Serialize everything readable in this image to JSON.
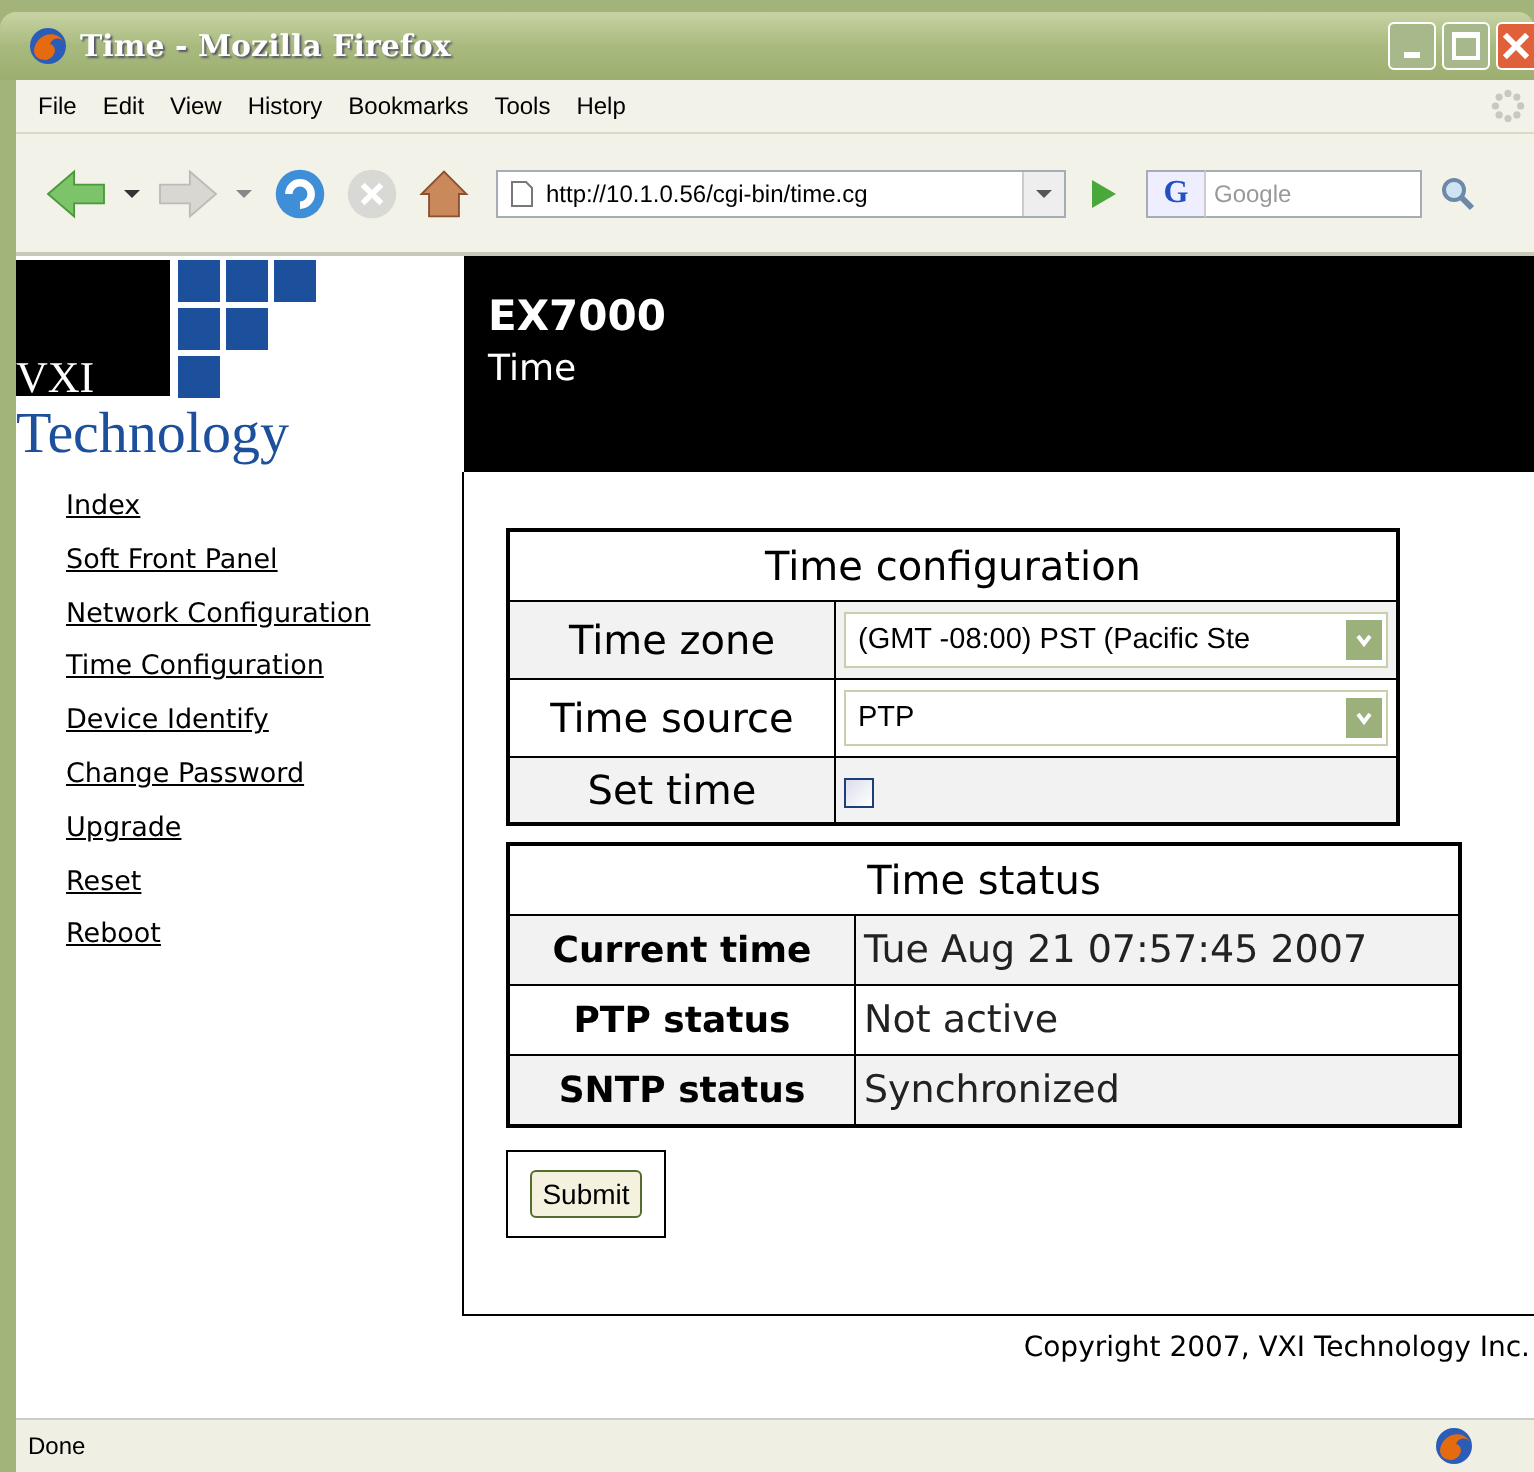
{
  "window": {
    "title": "Time - Mozilla Firefox"
  },
  "menu": [
    "File",
    "Edit",
    "View",
    "History",
    "Bookmarks",
    "Tools",
    "Help"
  ],
  "toolbar": {
    "url": "http://10.1.0.56/cgi-bin/time.cg",
    "search_engine": "G",
    "search_placeholder": "Google"
  },
  "logo": {
    "line_1": "VXI",
    "line_2": "Technology"
  },
  "header": {
    "title": "EX7000",
    "subtitle": "Time"
  },
  "sidebar": {
    "items": [
      "Index",
      "Soft Front Panel",
      "Network Configuration",
      "Time Configuration",
      "Device Identify",
      "Change Password",
      "Upgrade",
      "Reset",
      "Reboot"
    ]
  },
  "config_table": {
    "title": "Time configuration",
    "rows": [
      {
        "label": "Time zone",
        "kind": "select",
        "value": "(GMT -08:00) PST (Pacific Ste"
      },
      {
        "label": "Time source",
        "kind": "select",
        "value": "PTP"
      },
      {
        "label": "Set time",
        "kind": "checkbox",
        "checked": false
      }
    ]
  },
  "status_table": {
    "title": "Time status",
    "rows": [
      {
        "label": "Current time",
        "value": "Tue Aug 21 07:57:45 2007"
      },
      {
        "label": "PTP status",
        "value": "Not active"
      },
      {
        "label": "SNTP status",
        "value": "Synchronized"
      }
    ]
  },
  "submit": "Submit",
  "copyright": "Copyright 2007, VXI Technology Inc.",
  "status_bar": "Done"
}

◇ ◇ ◇ ◇ ◇ ◇ ◇

= TASK TO COMPLETE =
Leave the pictures out and reproduce each record exactly as written.

= FULL RESPONSE =
Serialize everything readable in this image to JSON.
{
  "window": {
    "title": "Time - Mozilla Firefox"
  },
  "menu": [
    "File",
    "Edit",
    "View",
    "History",
    "Bookmarks",
    "Tools",
    "Help"
  ],
  "toolbar": {
    "url": "http://10.1.0.56/cgi-bin/time.cg",
    "search_engine": "G",
    "search_placeholder": "Google"
  },
  "logo": {
    "line_1": "VXI",
    "line_2": "Technology"
  },
  "header": {
    "title": "EX7000",
    "subtitle": "Time"
  },
  "sidebar": {
    "items": [
      "Index",
      "Soft Front Panel",
      "Network Configuration",
      "Time Configuration",
      "Device Identify",
      "Change Password",
      "Upgrade",
      "Reset",
      "Reboot"
    ]
  },
  "config_table": {
    "title": "Time configuration",
    "rows": [
      {
        "label": "Time zone",
        "kind": "select",
        "value": "(GMT -08:00) PST (Pacific Ste"
      },
      {
        "label": "Time source",
        "kind": "select",
        "value": "PTP"
      },
      {
        "label": "Set time",
        "kind": "checkbox",
        "checked": false
      }
    ]
  },
  "status_table": {
    "title": "Time status",
    "rows": [
      {
        "label": "Current time",
        "value": "Tue Aug 21 07:57:45 2007"
      },
      {
        "label": "PTP status",
        "value": "Not active"
      },
      {
        "label": "SNTP status",
        "value": "Synchronized"
      }
    ]
  },
  "submit": "Submit",
  "copyright": "Copyright 2007, VXI Technology Inc.",
  "status_bar": "Done"
}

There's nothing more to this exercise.